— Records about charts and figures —
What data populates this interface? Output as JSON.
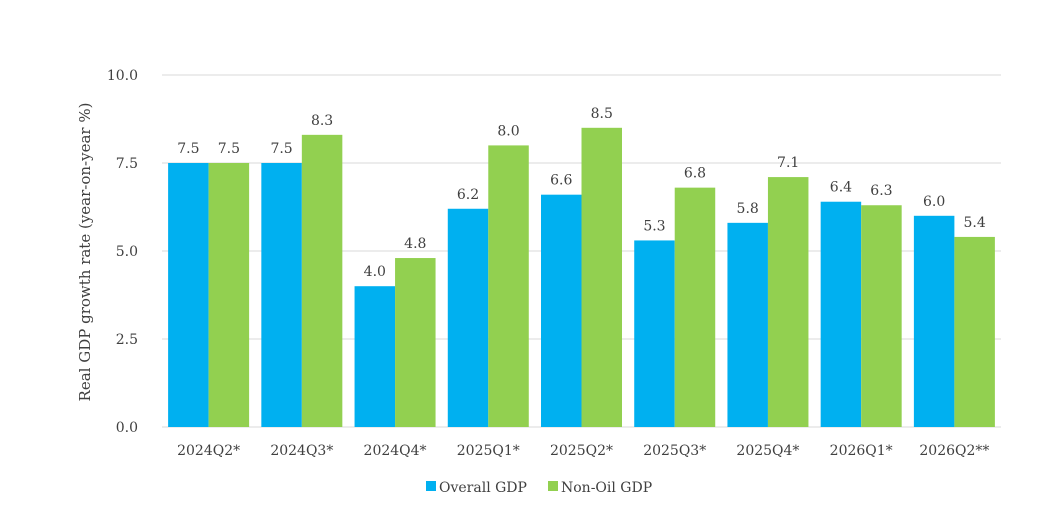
{
  "chart_data": {
    "type": "bar",
    "ylabel": "Real GDP growth rate (year-on-year %)",
    "xlabel": "",
    "ylim": [
      0,
      10
    ],
    "yticks": [
      "0.0",
      "2.5",
      "5.0",
      "7.5",
      "10.0"
    ],
    "grid": true,
    "legend_position": "bottom",
    "categories": [
      "2024Q2*",
      "2024Q3*",
      "2024Q4*",
      "2025Q1*",
      "2025Q2*",
      "2025Q3*",
      "2025Q4*",
      "2026Q1*",
      "2026Q2**"
    ],
    "series": [
      {
        "name": "Overall GDP",
        "color": "#00b0f0",
        "values": [
          7.5,
          7.5,
          4.0,
          6.2,
          6.6,
          5.3,
          5.8,
          6.4,
          6.0
        ]
      },
      {
        "name": "Non-Oil GDP",
        "color": "#92d050",
        "values": [
          7.5,
          8.3,
          4.8,
          8.0,
          8.5,
          6.8,
          7.1,
          6.3,
          5.4
        ]
      }
    ]
  }
}
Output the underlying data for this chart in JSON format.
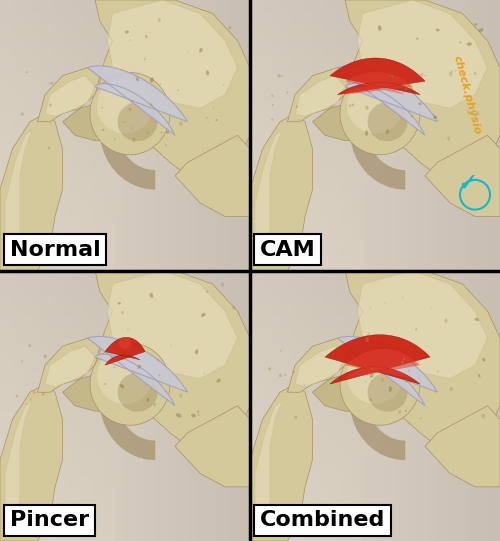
{
  "panels": [
    "Normal",
    "CAM",
    "Pincer",
    "Combined"
  ],
  "bg_light": "#e8ddd0",
  "bg_shadow": "#c8bfb0",
  "bone_base": "#d4c99a",
  "bone_light": "#e8e0c0",
  "bone_dark": "#a89060",
  "bone_shadow": "#907848",
  "bone_mid": "#c4b888",
  "cartilage_color": "#c8c8d4",
  "cartilage_edge": "#a0a0b8",
  "imp_red": "#cc2010",
  "imp_red2": "#e04030",
  "imp_dark": "#881500",
  "femur_shaft": "#ccc090",
  "label_bg": "#ffffff",
  "label_text": "#000000",
  "label_fontsize": 16,
  "brand_text": "check.physio",
  "brand_orange": "#e8a020",
  "brand_cyan": "#10b8d0",
  "panel_bg": "#d8cfc0",
  "panel_bg2": "#cfc8bb",
  "shadow_left": "#c0b8a8"
}
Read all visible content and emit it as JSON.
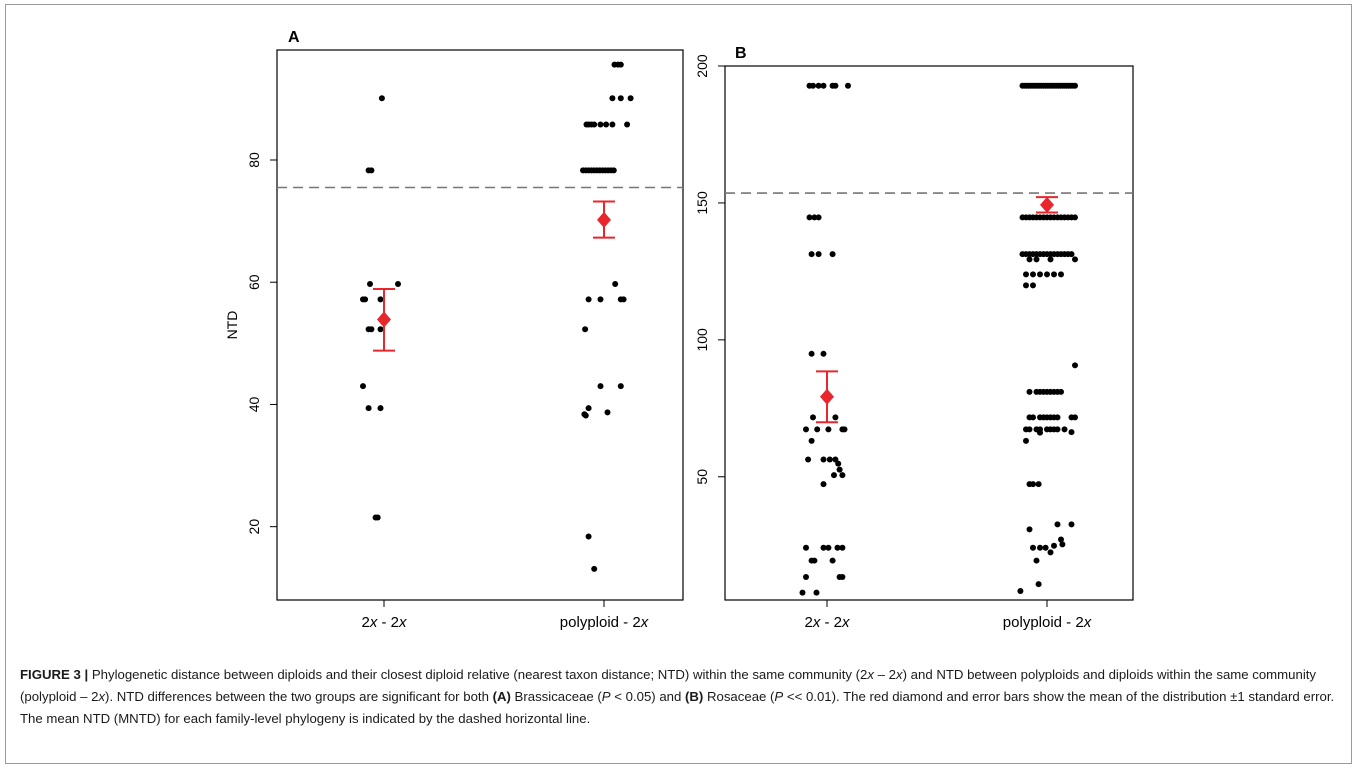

— OBJECTIVE —
Copy every record character for character. Skip the pictures.

— OUTPUT OF THE TASK —
What data populates this interface? Output as JSON.
{
  "chart_data": {
    "type": "bar",
    "ylabel": "Real GDP growth rate (year-on-year %)",
    "xlabel": "",
    "ylim": [
      0,
      10
    ],
    "yticks": [
      "0.0",
      "2.5",
      "5.0",
      "7.5",
      "10.0"
    ],
    "grid": true,
    "legend_position": "bottom",
    "categories": [
      "2024Q2*",
      "2024Q3*",
      "2024Q4*",
      "2025Q1*",
      "2025Q2*",
      "2025Q3*",
      "2025Q4*",
      "2026Q1*",
      "2026Q2**"
    ],
    "series": [
      {
        "name": "Overall GDP",
        "color": "#00b0f0",
        "values": [
          7.5,
          7.5,
          4.0,
          6.2,
          6.6,
          5.3,
          5.8,
          6.4,
          6.0
        ]
      },
      {
        "name": "Non-Oil GDP",
        "color": "#92d050",
        "values": [
          7.5,
          8.3,
          4.8,
          8.0,
          8.5,
          6.8,
          7.1,
          6.3,
          5.4
        ]
      }
    ]
  }
}
Output the underlying data for this chart in JSON format.
{
  "panels": [
    "Normal",
    "CAM",
    "Pincer",
    "Combined"
  ],
  "bg_light": "#e8ddd0",
  "bg_shadow": "#c8bfb0",
  "bone_base": "#d4c99a",
  "bone_light": "#e8e0c0",
  "bone_dark": "#a89060",
  "bone_shadow": "#907848",
  "bone_mid": "#c4b888",
  "cartilage_color": "#c8c8d4",
  "cartilage_edge": "#a0a0b8",
  "imp_red": "#cc2010",
  "imp_red2": "#e04030",
  "imp_dark": "#881500",
  "femur_shaft": "#ccc090",
  "label_bg": "#ffffff",
  "label_text": "#000000",
  "label_fontsize": 16,
  "brand_text": "check.physio",
  "brand_orange": "#e8a020",
  "brand_cyan": "#10b8d0",
  "panel_bg": "#d8cfc0",
  "panel_bg2": "#cfc8bb",
  "shadow_left": "#c0b8a8"
}
Read all visible content and emit it as JSON.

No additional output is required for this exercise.